— start of Task material —

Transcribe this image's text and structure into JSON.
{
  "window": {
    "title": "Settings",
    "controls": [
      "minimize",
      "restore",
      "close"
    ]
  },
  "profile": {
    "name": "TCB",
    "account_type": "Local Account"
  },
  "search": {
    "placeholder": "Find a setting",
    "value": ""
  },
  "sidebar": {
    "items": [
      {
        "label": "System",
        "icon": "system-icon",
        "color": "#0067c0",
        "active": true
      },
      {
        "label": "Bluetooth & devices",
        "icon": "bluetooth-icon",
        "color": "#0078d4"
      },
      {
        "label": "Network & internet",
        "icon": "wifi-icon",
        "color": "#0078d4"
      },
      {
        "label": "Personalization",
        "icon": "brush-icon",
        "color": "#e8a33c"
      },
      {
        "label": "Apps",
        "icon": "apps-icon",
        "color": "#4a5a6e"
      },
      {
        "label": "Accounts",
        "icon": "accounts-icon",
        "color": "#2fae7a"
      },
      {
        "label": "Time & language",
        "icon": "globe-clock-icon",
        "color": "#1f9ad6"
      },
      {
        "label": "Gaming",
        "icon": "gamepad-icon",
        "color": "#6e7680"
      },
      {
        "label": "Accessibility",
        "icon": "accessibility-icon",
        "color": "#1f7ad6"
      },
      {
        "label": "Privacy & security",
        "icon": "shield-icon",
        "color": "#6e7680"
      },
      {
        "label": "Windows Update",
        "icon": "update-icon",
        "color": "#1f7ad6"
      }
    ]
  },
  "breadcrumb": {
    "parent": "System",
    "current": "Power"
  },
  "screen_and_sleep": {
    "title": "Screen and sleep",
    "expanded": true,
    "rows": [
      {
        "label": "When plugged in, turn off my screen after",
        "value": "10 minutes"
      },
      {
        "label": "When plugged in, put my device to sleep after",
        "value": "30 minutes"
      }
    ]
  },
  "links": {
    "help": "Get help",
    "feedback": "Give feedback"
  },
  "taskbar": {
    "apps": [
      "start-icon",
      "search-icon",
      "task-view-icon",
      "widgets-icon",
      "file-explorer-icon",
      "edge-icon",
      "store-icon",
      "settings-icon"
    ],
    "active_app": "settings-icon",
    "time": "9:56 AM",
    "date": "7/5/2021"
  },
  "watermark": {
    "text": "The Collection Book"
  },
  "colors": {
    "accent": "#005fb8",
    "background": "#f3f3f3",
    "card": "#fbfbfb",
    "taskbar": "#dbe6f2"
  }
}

— end of Task material —

What is required:
Each entry is to be returned in full, character for character.

Answer in full:
Transcribe this image's text and structure into JSON.
{
  "window": {
    "title": "Settings",
    "controls": [
      "minimize",
      "restore",
      "close"
    ]
  },
  "profile": {
    "name": "TCB",
    "account_type": "Local Account"
  },
  "search": {
    "placeholder": "Find a setting",
    "value": ""
  },
  "sidebar": {
    "items": [
      {
        "label": "System",
        "icon": "system-icon",
        "color": "#0067c0",
        "active": true
      },
      {
        "label": "Bluetooth & devices",
        "icon": "bluetooth-icon",
        "color": "#0078d4"
      },
      {
        "label": "Network & internet",
        "icon": "wifi-icon",
        "color": "#0078d4"
      },
      {
        "label": "Personalization",
        "icon": "brush-icon",
        "color": "#e8a33c"
      },
      {
        "label": "Apps",
        "icon": "apps-icon",
        "color": "#4a5a6e"
      },
      {
        "label": "Accounts",
        "icon": "accounts-icon",
        "color": "#2fae7a"
      },
      {
        "label": "Time & language",
        "icon": "globe-clock-icon",
        "color": "#1f9ad6"
      },
      {
        "label": "Gaming",
        "icon": "gamepad-icon",
        "color": "#6e7680"
      },
      {
        "label": "Accessibility",
        "icon": "accessibility-icon",
        "color": "#1f7ad6"
      },
      {
        "label": "Privacy & security",
        "icon": "shield-icon",
        "color": "#6e7680"
      },
      {
        "label": "Windows Update",
        "icon": "update-icon",
        "color": "#1f7ad6"
      }
    ]
  },
  "breadcrumb": {
    "parent": "System",
    "current": "Power"
  },
  "screen_and_sleep": {
    "title": "Screen and sleep",
    "expanded": true,
    "rows": [
      {
        "label": "When plugged in, turn off my screen after",
        "value": "10 minutes"
      },
      {
        "label": "When plugged in, put my device to sleep after",
        "value": "30 minutes"
      }
    ]
  },
  "links": {
    "help": "Get help",
    "feedback": "Give feedback"
  },
  "taskbar": {
    "apps": [
      "start-icon",
      "search-icon",
      "task-view-icon",
      "widgets-icon",
      "file-explorer-icon",
      "edge-icon",
      "store-icon",
      "settings-icon"
    ],
    "active_app": "settings-icon",
    "time": "9:56 AM",
    "date": "7/5/2021"
  },
  "watermark": {
    "text": "The Collection Book"
  },
  "colors": {
    "accent": "#005fb8",
    "background": "#f3f3f3",
    "card": "#fbfbfb",
    "taskbar": "#dbe6f2"
  }
}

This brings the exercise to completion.